TASK OBJECTIVE
Can you format the material as a Markdown table with columns "Row" and "Line", starting at the beginning of the material and going through the line containing "user-menu-button[interactable]: ● root@pam", leaving out any blank lines?

MATERIAL FOR THIS EXERCISE
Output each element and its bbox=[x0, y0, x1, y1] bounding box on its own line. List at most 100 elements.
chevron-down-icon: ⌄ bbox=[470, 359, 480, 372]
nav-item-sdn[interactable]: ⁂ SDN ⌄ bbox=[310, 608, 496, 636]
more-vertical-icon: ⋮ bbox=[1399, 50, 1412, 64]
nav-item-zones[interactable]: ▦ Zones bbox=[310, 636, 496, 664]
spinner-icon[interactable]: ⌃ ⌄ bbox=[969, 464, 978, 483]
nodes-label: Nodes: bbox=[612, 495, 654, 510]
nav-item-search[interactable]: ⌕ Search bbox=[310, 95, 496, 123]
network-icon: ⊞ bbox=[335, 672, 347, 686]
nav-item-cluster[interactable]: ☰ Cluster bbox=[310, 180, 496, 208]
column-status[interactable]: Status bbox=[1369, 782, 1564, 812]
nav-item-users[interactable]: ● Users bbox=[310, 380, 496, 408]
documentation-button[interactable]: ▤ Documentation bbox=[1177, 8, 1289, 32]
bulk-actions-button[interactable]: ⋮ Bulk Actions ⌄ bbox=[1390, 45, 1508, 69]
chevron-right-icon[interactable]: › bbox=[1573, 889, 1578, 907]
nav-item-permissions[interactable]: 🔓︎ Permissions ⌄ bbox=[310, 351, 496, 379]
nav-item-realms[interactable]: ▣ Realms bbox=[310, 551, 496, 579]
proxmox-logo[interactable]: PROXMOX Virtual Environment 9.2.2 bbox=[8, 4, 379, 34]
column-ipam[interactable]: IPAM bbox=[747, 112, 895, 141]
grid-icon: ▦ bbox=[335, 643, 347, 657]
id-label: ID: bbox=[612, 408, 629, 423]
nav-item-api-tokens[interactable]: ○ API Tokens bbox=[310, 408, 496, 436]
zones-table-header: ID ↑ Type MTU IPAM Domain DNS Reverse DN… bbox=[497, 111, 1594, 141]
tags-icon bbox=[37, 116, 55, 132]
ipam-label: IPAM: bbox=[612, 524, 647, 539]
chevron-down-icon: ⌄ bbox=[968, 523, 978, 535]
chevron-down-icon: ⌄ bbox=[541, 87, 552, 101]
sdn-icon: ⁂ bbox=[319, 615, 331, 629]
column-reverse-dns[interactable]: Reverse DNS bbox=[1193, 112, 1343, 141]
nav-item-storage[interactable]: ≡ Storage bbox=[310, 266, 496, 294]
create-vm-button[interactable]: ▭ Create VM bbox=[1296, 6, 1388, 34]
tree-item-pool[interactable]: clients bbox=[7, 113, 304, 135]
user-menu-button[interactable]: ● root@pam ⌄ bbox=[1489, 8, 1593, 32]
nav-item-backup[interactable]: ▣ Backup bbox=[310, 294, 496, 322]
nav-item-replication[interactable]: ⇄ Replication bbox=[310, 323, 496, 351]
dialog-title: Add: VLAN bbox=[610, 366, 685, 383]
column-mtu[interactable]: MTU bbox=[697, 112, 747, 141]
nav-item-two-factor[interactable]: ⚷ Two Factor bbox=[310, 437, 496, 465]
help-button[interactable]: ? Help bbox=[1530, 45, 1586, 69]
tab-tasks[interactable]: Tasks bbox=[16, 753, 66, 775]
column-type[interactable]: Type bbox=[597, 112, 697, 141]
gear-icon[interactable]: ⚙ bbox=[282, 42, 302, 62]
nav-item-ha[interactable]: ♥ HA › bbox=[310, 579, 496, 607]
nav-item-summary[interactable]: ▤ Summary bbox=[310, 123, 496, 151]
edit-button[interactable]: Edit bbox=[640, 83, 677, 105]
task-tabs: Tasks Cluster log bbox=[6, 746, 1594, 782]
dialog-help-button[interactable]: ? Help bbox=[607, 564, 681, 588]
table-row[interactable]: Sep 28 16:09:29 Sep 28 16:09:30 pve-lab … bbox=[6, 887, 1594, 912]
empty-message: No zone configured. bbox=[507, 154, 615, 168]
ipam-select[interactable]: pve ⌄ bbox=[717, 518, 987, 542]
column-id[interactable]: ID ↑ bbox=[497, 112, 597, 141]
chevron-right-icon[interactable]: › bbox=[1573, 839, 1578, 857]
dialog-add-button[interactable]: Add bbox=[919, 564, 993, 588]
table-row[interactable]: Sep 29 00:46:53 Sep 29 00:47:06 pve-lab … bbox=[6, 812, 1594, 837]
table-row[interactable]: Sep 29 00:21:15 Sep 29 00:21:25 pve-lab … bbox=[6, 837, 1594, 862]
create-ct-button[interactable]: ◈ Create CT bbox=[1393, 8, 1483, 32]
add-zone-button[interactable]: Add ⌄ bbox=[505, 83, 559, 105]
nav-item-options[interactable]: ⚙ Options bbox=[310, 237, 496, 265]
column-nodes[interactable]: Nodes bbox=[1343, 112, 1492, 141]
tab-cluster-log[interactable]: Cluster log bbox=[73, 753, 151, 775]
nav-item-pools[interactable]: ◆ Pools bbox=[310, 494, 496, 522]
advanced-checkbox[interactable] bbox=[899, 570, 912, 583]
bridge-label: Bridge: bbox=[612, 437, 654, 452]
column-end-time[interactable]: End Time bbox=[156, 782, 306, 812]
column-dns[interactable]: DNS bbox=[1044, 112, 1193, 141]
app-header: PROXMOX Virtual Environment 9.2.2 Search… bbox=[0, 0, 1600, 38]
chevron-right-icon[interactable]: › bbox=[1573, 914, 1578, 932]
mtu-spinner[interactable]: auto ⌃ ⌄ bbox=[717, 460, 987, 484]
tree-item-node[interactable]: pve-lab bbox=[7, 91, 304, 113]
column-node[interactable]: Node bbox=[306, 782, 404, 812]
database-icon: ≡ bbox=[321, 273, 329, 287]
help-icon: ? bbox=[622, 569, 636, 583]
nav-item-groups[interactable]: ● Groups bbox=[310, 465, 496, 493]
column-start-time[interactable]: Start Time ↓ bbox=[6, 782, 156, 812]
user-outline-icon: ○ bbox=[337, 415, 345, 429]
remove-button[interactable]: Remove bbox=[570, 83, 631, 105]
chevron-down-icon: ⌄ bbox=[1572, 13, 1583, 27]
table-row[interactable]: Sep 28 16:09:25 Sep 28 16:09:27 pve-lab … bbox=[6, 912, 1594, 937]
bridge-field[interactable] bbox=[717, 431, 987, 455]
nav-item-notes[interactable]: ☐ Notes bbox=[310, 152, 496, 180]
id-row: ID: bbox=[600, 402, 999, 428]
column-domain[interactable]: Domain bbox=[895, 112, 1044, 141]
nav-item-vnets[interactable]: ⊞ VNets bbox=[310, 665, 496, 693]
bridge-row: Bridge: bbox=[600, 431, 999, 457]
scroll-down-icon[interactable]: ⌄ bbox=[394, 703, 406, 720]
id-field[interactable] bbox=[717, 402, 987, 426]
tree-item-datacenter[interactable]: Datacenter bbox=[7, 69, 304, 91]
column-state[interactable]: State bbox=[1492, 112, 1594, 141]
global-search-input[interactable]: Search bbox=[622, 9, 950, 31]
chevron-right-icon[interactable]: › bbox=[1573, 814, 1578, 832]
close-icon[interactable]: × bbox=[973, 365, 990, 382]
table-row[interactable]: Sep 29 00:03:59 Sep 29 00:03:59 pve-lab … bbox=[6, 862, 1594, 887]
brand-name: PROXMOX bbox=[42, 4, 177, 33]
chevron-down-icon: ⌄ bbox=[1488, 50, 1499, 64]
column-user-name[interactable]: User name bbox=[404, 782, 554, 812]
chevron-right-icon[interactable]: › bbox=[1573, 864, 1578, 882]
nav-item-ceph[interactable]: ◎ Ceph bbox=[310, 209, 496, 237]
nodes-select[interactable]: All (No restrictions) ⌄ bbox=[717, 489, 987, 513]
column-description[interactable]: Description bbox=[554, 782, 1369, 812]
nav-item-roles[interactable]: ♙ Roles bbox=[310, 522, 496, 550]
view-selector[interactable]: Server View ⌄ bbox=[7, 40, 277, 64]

SOLUTION BELOW
| Row | Line |
|---|---|
| 1 | Output each element and its bbox=[x0, y0, x1, y1] bounding box on its own line. List at most 100 elements. |
| 2 | chevron-down-icon: ⌄ bbox=[470, 359, 480, 372] |
| 3 | nav-item-sdn[interactable]: ⁂ SDN ⌄ bbox=[310, 608, 496, 636] |
| 4 | more-vertical-icon: ⋮ bbox=[1399, 50, 1412, 64] |
| 5 | nav-item-zones[interactable]: ▦ Zones bbox=[310, 636, 496, 664] |
| 6 | spinner-icon[interactable]: ⌃ ⌄ bbox=[969, 464, 978, 483] |
| 7 | nodes-label: Nodes: bbox=[612, 495, 654, 510] |
| 8 | nav-item-search[interactable]: ⌕ Search bbox=[310, 95, 496, 123] |
| 9 | network-icon: ⊞ bbox=[335, 672, 347, 686] |
| 10 | nav-item-cluster[interactable]: ☰ Cluster bbox=[310, 180, 496, 208] |
| 11 | column-status[interactable]: Status bbox=[1369, 782, 1564, 812] |
| 12 | nav-item-users[interactable]: ● Users bbox=[310, 380, 496, 408] |
| 13 | documentation-button[interactable]: ▤ Documentation bbox=[1177, 8, 1289, 32] |
| 14 | bulk-actions-button[interactable]: ⋮ Bulk Actions ⌄ bbox=[1390, 45, 1508, 69] |
| 15 | chevron-right-icon[interactable]: › bbox=[1573, 889, 1578, 907] |
| 16 | nav-item-permissions[interactable]: 🔓︎ Permissions ⌄ bbox=[310, 351, 496, 379] |
| 17 | nav-item-realms[interactable]: ▣ Realms bbox=[310, 551, 496, 579] |
| 18 | proxmox-logo[interactable]: PROXMOX Virtual Environment 9.2.2 bbox=[8, 4, 379, 34] |
| 19 | column-ipam[interactable]: IPAM bbox=[747, 112, 895, 141] |
| 20 | grid-icon: ▦ bbox=[335, 643, 347, 657] |
| 21 | id-label: ID: bbox=[612, 408, 629, 423] |
| 22 | nav-item-api-tokens[interactable]: ○ API Tokens bbox=[310, 408, 496, 436] |
| 23 | zones-table-header: ID ↑ Type MTU IPAM Domain DNS Reverse DN… bbox=[497, 111, 1594, 141] |
| 24 | tags-icon bbox=[37, 116, 55, 132] |
| 25 | ipam-label: IPAM: bbox=[612, 524, 647, 539] |
| 26 | chevron-down-icon: ⌄ bbox=[968, 523, 978, 535] |
| 27 | chevron-down-icon: ⌄ bbox=[541, 87, 552, 101] |
| 28 | sdn-icon: ⁂ bbox=[319, 615, 331, 629] |
| 29 | column-reverse-dns[interactable]: Reverse DNS bbox=[1193, 112, 1343, 141] |
| 30 | nav-item-storage[interactable]: ≡ Storage bbox=[310, 266, 496, 294] |
| 31 | create-vm-button[interactable]: ▭ Create VM bbox=[1296, 6, 1388, 34] |
| 32 | tree-item-pool[interactable]: clients bbox=[7, 113, 304, 135] |
| 33 | user-menu-button[interactable]: ● root@pam ⌄ bbox=[1489, 8, 1593, 32] |